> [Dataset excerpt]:

......

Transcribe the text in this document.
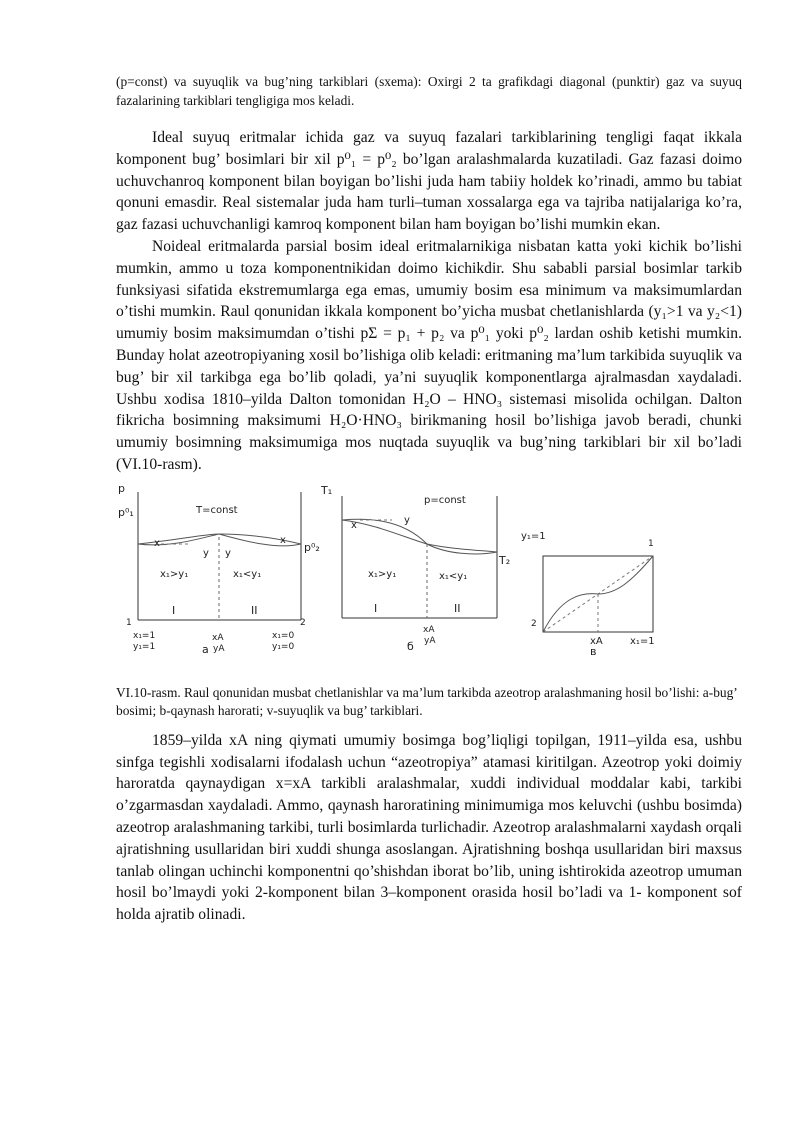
(p=const) va suyuqlik va bug’ning tarkiblari (sxema): Oxirgi 2 ta grafikdagi diagonal (punktir) gaz va suyuq fazalarining tarkiblari tengligiga mos keladi.

Ideal suyuq eritmalar ichida gaz va suyuq fazalari tarkiblarining tengligi faqat ikkala komponent bug’ bosimlari bir xil p⁰₁ = p⁰₂ bo’lgan aralashmalarda kuzatiladi. Gaz fazasi doimo uchuvchanroq komponent bilan boyigan bo’lishi juda ham tabiiy holdek ko’rinadi, ammo bu tabiat qonuni emasdir. Real sistemalar juda ham turli–tuman xossalarga ega va tajriba natijalariga ko’ra, gaz fazasi uchuvchanligi kamroq komponent bilan ham boyigan bo’lishi mumkin ekan.

Noideal eritmalarda parsial bosim ideal eritmalarnikiga nisbatan katta yoki kichik bo’lishi mumkin, ammo u toza komponentnikidan doimo kichikdir. Shu sababli parsial bosimlar tarkib funksiyasi sifatida ekstremumlarga ega emas, umumiy bosim esa minimum va maksimumlardan o’tishi mumkin. Raul qonunidan ikkala komponent bo’yicha musbat chetlanishlarda (y₁>1 va y₂<1) umumiy bosim maksimumdan o’tishi pΣ = p₁ + p₂ va p⁰₁ yoki p⁰₂ lardan oshib ketishi mumkin. Bunday holat azeotropiyaning xosil bo’lishiga olib keladi: eritmaning ma’lum tarkibida suyuqlik va bug’ bir xil tarkibga ega bo’lib qoladi, ya’ni suyuqlik komponentlarga ajralmasdan xaydaladi. Ushbu xodisa 1810–yilda Dalton tomonidan H₂O – HNO₃ sistemasi misolida ochilgan. Dalton fikricha bosimning maksimumi H₂O·HNO₃ birikmaning hosil bo’lishiga javob beradi, chunki umumiy bosimning maksimumiga mos nuqtada suyuqlik va bug’ning tarkiblari bir xil bo’ladi (VI.10-rasm).

p
p⁰₁	T=const
p⁰₂
x	x
y y
x₁>y₁	x₁<y₁
I	II
1	2
x₁=1
y₁=1
xA
yA
x₁=0
y₁=0
a
T₁
p=const
x	y
T₂
x₁>y₁	x₁<y₁
I	II
xA
yA
б
y₁=1
1
2
xA	x₁=1
в

VI.10-rasm. Raul qonunidan musbat chetlanishlar va ma’lum tarkibda azeotrop aralashmaning hosil bo’lishi: a-bug’ bosimi; b-qaynash harorati; v-suyuqlik va bug’ tarkiblari.

1859–yilda xA ning qiymati umumiy bosimga bog’liqligi topilgan, 1911–yilda esa, ushbu sinfga tegishli xodisalarni ifodalash uchun “azeotropiya” atamasi kiritilgan. Azeotrop yoki doimiy haroratda qaynaydigan x=xA tarkibli aralashmalar, xuddi individual moddalar kabi, tarkibi o’zgarmasdan xaydaladi. Ammo, qaynash haroratining minimumiga mos keluvchi (ushbu bosimda) azeotrop aralashmaning tarkibi, turli bosimlarda turlichadir. Azeotrop aralashmalarni xaydash orqali ajratishning usullaridan biri xuddi shunga asoslangan. Ajratishning boshqa usullaridan biri maxsus tanlab olingan uchinchi komponentni qo’shishdan iborat bo’lib, uning ishtirokida azeotrop umuman hosil bo’lmaydi yoki 2-komponent bilan 3–komponent orasida hosil bo’ladi va 1- komponent sof holda ajratib olinadi.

......

Which lines above hold the word "const"? Copy each of them.

(p=const) va suyuqlik va bug’ning tarkiblari (sxema): Oxirgi 2 ta grafikdagi diagonal (punktir) gaz va suyuq fazalarining tarkiblari tengligiga mos keladi.
p⁰₁	T=const
p=const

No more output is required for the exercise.